## What you should do
Copy every entry exactly.
===== Task inputs
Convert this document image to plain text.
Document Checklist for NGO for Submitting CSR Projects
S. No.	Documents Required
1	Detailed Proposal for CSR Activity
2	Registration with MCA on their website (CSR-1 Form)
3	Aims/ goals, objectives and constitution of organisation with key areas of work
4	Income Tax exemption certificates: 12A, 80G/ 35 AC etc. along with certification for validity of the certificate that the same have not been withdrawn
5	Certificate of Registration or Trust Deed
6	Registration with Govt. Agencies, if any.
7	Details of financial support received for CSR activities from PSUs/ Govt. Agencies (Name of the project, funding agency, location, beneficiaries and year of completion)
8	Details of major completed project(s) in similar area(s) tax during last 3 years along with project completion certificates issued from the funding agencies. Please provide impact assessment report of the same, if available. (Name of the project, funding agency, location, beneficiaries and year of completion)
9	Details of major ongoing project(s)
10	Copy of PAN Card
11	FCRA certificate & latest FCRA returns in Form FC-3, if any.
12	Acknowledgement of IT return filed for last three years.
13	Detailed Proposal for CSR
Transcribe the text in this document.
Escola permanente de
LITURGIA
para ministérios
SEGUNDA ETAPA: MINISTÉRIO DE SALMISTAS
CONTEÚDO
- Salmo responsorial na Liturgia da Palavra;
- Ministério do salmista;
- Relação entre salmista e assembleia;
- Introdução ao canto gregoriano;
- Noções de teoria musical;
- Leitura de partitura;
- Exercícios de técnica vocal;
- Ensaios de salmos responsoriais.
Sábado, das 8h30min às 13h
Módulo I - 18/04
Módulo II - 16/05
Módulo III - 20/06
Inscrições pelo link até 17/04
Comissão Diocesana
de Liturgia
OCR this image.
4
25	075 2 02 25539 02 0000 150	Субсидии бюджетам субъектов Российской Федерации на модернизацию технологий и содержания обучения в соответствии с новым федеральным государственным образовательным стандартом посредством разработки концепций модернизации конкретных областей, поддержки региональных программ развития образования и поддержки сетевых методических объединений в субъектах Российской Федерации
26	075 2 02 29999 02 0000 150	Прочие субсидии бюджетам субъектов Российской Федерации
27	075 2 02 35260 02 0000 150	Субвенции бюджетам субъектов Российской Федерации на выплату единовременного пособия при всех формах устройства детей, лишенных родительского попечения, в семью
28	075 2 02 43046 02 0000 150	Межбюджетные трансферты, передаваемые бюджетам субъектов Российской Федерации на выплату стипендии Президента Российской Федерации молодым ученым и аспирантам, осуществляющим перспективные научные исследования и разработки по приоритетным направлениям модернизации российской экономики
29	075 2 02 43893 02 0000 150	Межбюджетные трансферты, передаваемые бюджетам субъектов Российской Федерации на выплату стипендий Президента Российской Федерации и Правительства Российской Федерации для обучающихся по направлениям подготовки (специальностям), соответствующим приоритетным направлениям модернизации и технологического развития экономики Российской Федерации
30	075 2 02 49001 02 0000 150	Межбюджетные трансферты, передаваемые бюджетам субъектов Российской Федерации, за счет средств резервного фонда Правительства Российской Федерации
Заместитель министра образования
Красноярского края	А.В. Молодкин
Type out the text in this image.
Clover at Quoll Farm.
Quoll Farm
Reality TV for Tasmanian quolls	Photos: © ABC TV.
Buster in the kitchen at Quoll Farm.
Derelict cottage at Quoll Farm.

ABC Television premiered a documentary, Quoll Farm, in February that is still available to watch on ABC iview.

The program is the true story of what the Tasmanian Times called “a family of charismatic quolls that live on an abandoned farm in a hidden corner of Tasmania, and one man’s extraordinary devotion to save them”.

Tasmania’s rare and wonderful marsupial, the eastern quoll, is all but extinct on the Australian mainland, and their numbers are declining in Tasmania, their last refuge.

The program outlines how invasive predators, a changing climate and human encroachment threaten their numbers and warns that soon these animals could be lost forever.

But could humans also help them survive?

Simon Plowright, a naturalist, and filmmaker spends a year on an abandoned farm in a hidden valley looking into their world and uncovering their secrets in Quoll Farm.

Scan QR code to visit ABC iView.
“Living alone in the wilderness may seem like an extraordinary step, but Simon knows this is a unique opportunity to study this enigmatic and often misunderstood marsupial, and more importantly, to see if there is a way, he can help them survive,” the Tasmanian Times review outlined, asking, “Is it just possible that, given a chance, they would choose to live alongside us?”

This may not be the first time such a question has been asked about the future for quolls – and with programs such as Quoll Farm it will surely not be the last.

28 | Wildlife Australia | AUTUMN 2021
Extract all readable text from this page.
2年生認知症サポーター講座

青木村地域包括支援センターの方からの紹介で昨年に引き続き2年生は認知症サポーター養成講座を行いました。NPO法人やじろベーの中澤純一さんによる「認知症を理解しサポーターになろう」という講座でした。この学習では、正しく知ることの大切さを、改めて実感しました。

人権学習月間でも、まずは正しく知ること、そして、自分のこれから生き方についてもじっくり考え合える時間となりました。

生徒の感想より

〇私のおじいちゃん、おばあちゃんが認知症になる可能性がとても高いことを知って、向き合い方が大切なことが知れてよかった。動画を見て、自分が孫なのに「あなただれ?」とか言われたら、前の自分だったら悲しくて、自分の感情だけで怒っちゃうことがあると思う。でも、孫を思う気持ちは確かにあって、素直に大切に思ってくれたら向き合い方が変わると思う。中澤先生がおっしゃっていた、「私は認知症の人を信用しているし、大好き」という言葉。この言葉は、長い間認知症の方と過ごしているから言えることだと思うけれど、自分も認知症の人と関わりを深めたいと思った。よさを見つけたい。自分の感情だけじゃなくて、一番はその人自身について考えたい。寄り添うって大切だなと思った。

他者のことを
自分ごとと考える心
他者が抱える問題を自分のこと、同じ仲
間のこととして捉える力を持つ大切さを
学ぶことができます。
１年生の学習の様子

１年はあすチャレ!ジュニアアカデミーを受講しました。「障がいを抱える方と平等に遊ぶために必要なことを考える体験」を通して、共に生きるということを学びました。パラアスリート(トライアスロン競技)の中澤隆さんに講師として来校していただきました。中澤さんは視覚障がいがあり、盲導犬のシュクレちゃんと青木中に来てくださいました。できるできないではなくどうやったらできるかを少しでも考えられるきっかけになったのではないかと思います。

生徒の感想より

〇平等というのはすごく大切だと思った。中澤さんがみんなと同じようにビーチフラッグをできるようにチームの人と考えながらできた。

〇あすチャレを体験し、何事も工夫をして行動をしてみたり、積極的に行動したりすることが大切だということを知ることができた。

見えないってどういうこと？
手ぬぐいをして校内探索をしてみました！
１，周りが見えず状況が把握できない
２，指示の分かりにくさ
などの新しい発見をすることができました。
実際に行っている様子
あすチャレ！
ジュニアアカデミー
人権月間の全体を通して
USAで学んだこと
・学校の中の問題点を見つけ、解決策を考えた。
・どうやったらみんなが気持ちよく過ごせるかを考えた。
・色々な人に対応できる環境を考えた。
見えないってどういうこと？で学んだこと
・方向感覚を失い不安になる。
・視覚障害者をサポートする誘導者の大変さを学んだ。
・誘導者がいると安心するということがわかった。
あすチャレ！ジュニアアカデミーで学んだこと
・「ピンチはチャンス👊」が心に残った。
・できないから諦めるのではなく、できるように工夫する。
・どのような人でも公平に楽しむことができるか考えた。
==========
## Exercise output
Convert this document image to plain text.
Document Checklist for NGO for Submitting CSR Projects
S. No.	Documents Required
1	Detailed Proposal for CSR Activity
2	Registration with MCA on their website (CSR-1 Form)
3	Aims/ goals, objectives and constitution of organisation with key areas of work
4	Income Tax exemption certificates: 12A, 80G/ 35 AC etc. along with certification for validity of the certificate that the same have not been withdrawn
5	Certificate of Registration or Trust Deed
6	Registration with Govt. Agencies, if any.
7	Details of financial support received for CSR activities from PSUs/ Govt. Agencies (Name of the project, funding agency, location, beneficiaries and year of completion)
8	Details of major completed project(s) in similar area(s) tax during last 3 years along with project completion certificates issued from the funding agencies. Please provide impact assessment report of the same, if available. (Name of the project, funding agency, location, beneficiaries and year of completion)
9	Details of major ongoing project(s)
10	Copy of PAN Card
11	FCRA certificate & latest FCRA returns in Form FC-3, if any.
12	Acknowledgement of IT return filed for last three years.
13	Detailed Proposal for CSR
Transcribe the text in this document.
Escola permanente de
LITURGIA
para ministérios
SEGUNDA ETAPA: MINISTÉRIO DE SALMISTAS
CONTEÚDO
- Salmo responsorial na Liturgia da Palavra;
- Ministério do salmista;
- Relação entre salmista e assembleia;
- Introdução ao canto gregoriano;
- Noções de teoria musical;
- Leitura de partitura;
- Exercícios de técnica vocal;
- Ensaios de salmos responsoriais.
Sábado, das 8h30min às 13h
Módulo I - 18/04
Módulo II - 16/05
Módulo III - 20/06
Inscrições pelo link até 17/04
Comissão Diocesana
de Liturgia
OCR this image.
4
25	075 2 02 25539 02 0000 150	Субсидии бюджетам субъектов Российской Федерации на модернизацию технологий и содержания обучения в соответствии с новым федеральным государственным образовательным стандартом посредством разработки концепций модернизации конкретных областей, поддержки региональных программ развития образования и поддержки сетевых методических объединений в субъектах Российской Федерации
26	075 2 02 29999 02 0000 150	Прочие субсидии бюджетам субъектов Российской Федерации
27	075 2 02 35260 02 0000 150	Субвенции бюджетам субъектов Российской Федерации на выплату единовременного пособия при всех формах устройства детей, лишенных родительского попечения, в семью
28	075 2 02 43046 02 0000 150	Межбюджетные трансферты, передаваемые бюджетам субъектов Российской Федерации на выплату стипендии Президента Российской Федерации молодым ученым и аспирантам, осуществляющим перспективные научные исследования и разработки по приоритетным направлениям модернизации российской экономики
29	075 2 02 43893 02 0000 150	Межбюджетные трансферты, передаваемые бюджетам субъектов Российской Федерации на выплату стипендий Президента Российской Федерации и Правительства Российской Федерации для обучающихся по направлениям подготовки (специальностям), соответствующим приоритетным направлениям модернизации и технологического развития экономики Российской Федерации
30	075 2 02 49001 02 0000 150	Межбюджетные трансферты, передаваемые бюджетам субъектов Российской Федерации, за счет средств резервного фонда Правительства Российской Федерации
Заместитель министра образования
Красноярского края	А.В. Молодкин
Type out the text in this image.
Clover at Quoll Farm.
Quoll Farm
Reality TV for Tasmanian quolls	Photos: © ABC TV.
Buster in the kitchen at Quoll Farm.
Derelict cottage at Quoll Farm.

ABC Television premiered a documentary, Quoll Farm, in February that is still available to watch on ABC iview.

The program is the true story of what the Tasmanian Times called “a family of charismatic quolls that live on an abandoned farm in a hidden corner of Tasmania, and one man’s extraordinary devotion to save them”.

Tasmania’s rare and wonderful marsupial, the eastern quoll, is all but extinct on the Australian mainland, and their numbers are declining in Tasmania, their last refuge.

The program outlines how invasive predators, a changing climate and human encroachment threaten their numbers and warns that soon these animals could be lost forever.

But could humans also help them survive?

Simon Plowright, a naturalist, and filmmaker spends a year on an abandoned farm in a hidden valley looking into their world and uncovering their secrets in Quoll Farm.

Scan QR code to visit ABC iView.
“Living alone in the wilderness may seem like an extraordinary step, but Simon knows this is a unique opportunity to study this enigmatic and often misunderstood marsupial, and more importantly, to see if there is a way, he can help them survive,” the Tasmanian Times review outlined, asking, “Is it just possible that, given a chance, they would choose to live alongside us?”

This may not be the first time such a question has been asked about the future for quolls – and with programs such as Quoll Farm it will surely not be the last.

28 | Wildlife Australia | AUTUMN 2021
Extract all readable text from this page.
2年生認知症サポーター講座

青木村地域包括支援センターの方からの紹介で昨年に引き続き2年生は認知症サポーター養成講座を行いました。NPO法人やじろベーの中澤純一さんによる「認知症を理解しサポーターになろう」という講座でした。この学習では、正しく知ることの大切さを、改めて実感しました。

人権学習月間でも、まずは正しく知ること、そして、自分のこれから生き方についてもじっくり考え合える時間となりました。

生徒の感想より

〇私のおじいちゃん、おばあちゃんが認知症になる可能性がとても高いことを知って、向き合い方が大切なことが知れてよかった。動画を見て、自分が孫なのに「あなただれ?」とか言われたら、前の自分だったら悲しくて、自分の感情だけで怒っちゃうことがあると思う。でも、孫を思う気持ちは確かにあって、素直に大切に思ってくれたら向き合い方が変わると思う。中澤先生がおっしゃっていた、「私は認知症の人を信用しているし、大好き」という言葉。この言葉は、長い間認知症の方と過ごしているから言えることだと思うけれど、自分も認知症の人と関わりを深めたいと思った。よさを見つけたい。自分の感情だけじゃなくて、一番はその人自身について考えたい。寄り添うって大切だなと思った。

他者のことを
自分ごとと考える心
他者が抱える問題を自分のこと、同じ仲
間のこととして捉える力を持つ大切さを
学ぶことができます。
１年生の学習の様子

１年はあすチャレ!ジュニアアカデミーを受講しました。「障がいを抱える方と平等に遊ぶために必要なことを考える体験」を通して、共に生きるということを学びました。パラアスリート(トライアスロン競技)の中澤隆さんに講師として来校していただきました。中澤さんは視覚障がいがあり、盲導犬のシュクレちゃんと青木中に来てくださいました。できるできないではなくどうやったらできるかを少しでも考えられるきっかけになったのではないかと思います。

生徒の感想より

〇平等というのはすごく大切だと思った。中澤さんがみんなと同じようにビーチフラッグをできるようにチームの人と考えながらできた。

〇あすチャレを体験し、何事も工夫をして行動をしてみたり、積極的に行動したりすることが大切だということを知ることができた。

見えないってどういうこと？
手ぬぐいをして校内探索をしてみました！
１，周りが見えず状況が把握できない
２，指示の分かりにくさ
などの新しい発見をすることができました。
実際に行っている様子
あすチャレ！
ジュニアアカデミー
人権月間の全体を通して
USAで学んだこと
・学校の中の問題点を見つけ、解決策を考えた。
・どうやったらみんなが気持ちよく過ごせるかを考えた。
・色々な人に対応できる環境を考えた。
見えないってどういうこと？で学んだこと
・方向感覚を失い不安になる。
・視覚障害者をサポートする誘導者の大変さを学んだ。
・誘導者がいると安心するということがわかった。
あすチャレ！ジュニアアカデミーで学んだこと
・「ピンチはチャンス👊」が心に残った。
・できないから諦めるのではなく、できるように工夫する。
・どのような人でも公平に楽しむことができるか考えた。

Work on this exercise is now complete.